Задания к упражнению:
**A.** Выпишите из текста о спектакле отрывок от слов «Но Юрий Бутусов» до слов «должен быть хорошим!» включительно, ничего не меняя.
**B.** Кто, согласно тексту о спектакле, получил «Золотую маску» в номинации «Лучшая женская роль»?

Фрагмент текста:
Спектакль по пьесе Б. Брехта «Добрый человек из Сезуана» в театре им. Пушкина.
Режиссер - Юрий Бутусов
Перевод - Егор Перегудов
Сценография и костюмы - Александр Шишкин
Художник по свету - Александр Сиваев.
Премьера 01.02. 2013
Награды: « Золотая маска» - « Лучшая женская роль» ( Александра Урсуляк).
«У человека внутри дыра размером с Бога, и каждый заполняет ее, как может». Поль Сартр.
Бертольт Брехт является создателем «эпического театра». Это название говорит о том, что драматург ставил своей целью создать пьесу-обобщение о современном ему урбанизированном мире: о Германии 20х-30х годов. Прошло сто лет, и Юрий Бутусов, следуя Бертольту Брехту, создал свое масшабное полотно о современном мире, которое не сильно отличается от мира, созданного Брехтом. Добро и зло в пьесе сосуществуют как две отдельные реальности, персонажи раздвоены, и их поступки поражают контрастностью и немотивированностью.
И это не психологическая сложность или диалектика души, когда в душе человека борются добро и зло, как это было в классической литературе. Внутренний мир героев Брехта отражает сложный непредсказуемый мир. У Карла Гюстава Юнга есть фраза о том, что психика человека похожа на ящички. В одном будет сентиментальность, в другом - жестокость. Тем более, что Брехт жил в эпоху гитлеризма. А Гитлер в быту был вегетарианцем и хорошим человеком, по воспоминаниям ближнего круга.
Но Юрий Бутусов изменил важный посыл Брехта к зрителям о том, что у нас есть возможность менять мир к лучшему, ведь свой театр Брехт называл «эпическим и интеллектуальным» и верил в возможность преобразования мира. Об этом последний зонг в пьесе:
Так помогите нам! Беду поправьте
И мысль и разум свой сюда направьте.
Плохой конец - заранее отброшен.
Он должен,
должен,
должен быть хорошим!

Предоставленные материалы:
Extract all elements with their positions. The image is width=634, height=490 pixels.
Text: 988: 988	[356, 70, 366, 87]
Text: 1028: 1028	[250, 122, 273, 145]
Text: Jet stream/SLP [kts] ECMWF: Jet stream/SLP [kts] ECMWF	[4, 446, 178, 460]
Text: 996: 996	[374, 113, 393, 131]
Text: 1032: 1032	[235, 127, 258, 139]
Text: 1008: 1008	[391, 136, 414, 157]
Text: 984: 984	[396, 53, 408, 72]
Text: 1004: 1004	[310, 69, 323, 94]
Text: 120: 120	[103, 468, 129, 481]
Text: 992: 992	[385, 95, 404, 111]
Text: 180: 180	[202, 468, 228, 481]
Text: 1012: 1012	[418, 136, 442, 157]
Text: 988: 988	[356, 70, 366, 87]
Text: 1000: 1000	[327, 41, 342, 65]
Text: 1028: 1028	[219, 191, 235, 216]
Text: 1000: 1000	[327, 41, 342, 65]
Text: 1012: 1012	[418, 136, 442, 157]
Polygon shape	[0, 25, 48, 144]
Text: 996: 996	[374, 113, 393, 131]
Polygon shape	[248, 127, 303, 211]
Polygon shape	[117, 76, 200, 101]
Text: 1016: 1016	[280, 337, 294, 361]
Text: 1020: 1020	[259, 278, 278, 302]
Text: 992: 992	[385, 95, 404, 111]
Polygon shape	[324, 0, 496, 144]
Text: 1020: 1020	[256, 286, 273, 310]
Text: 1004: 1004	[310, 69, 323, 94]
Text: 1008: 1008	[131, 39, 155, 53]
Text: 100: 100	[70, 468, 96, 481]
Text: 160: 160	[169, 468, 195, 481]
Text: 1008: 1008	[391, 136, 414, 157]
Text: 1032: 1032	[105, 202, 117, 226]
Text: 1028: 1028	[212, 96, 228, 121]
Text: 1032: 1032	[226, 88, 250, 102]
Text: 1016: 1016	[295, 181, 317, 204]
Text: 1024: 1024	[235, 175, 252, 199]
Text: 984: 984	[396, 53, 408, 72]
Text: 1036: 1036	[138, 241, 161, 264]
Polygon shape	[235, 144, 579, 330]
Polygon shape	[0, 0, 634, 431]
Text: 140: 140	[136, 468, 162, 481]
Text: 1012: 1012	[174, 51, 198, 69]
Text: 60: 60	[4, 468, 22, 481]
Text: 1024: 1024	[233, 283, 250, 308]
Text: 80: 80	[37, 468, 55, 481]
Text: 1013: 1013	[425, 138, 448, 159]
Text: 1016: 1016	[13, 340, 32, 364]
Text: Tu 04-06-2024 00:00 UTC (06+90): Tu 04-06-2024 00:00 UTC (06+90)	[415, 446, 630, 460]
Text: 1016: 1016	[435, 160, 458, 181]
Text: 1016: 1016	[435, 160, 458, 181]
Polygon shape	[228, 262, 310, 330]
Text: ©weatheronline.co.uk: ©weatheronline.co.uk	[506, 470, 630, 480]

Ответы к заданиям:
**A.**
Но Юрий Бутусов изменил важный посыл Брехта к зрителям о том, что у нас есть возможность менять мир к лучшему, ведь свой театр Брехт называл «эпическим и интеллектуальным» и верил в возможность преобразования мира. Об этом последний зонг в пьесе:
Так помогите нам! Беду поправьте
И мысль и разум свой сюда направьте.
Плохой конец - заранее отброшен.
Он должен,
должен,
должен быть хорошим!

**B.** Александра Урсуляк.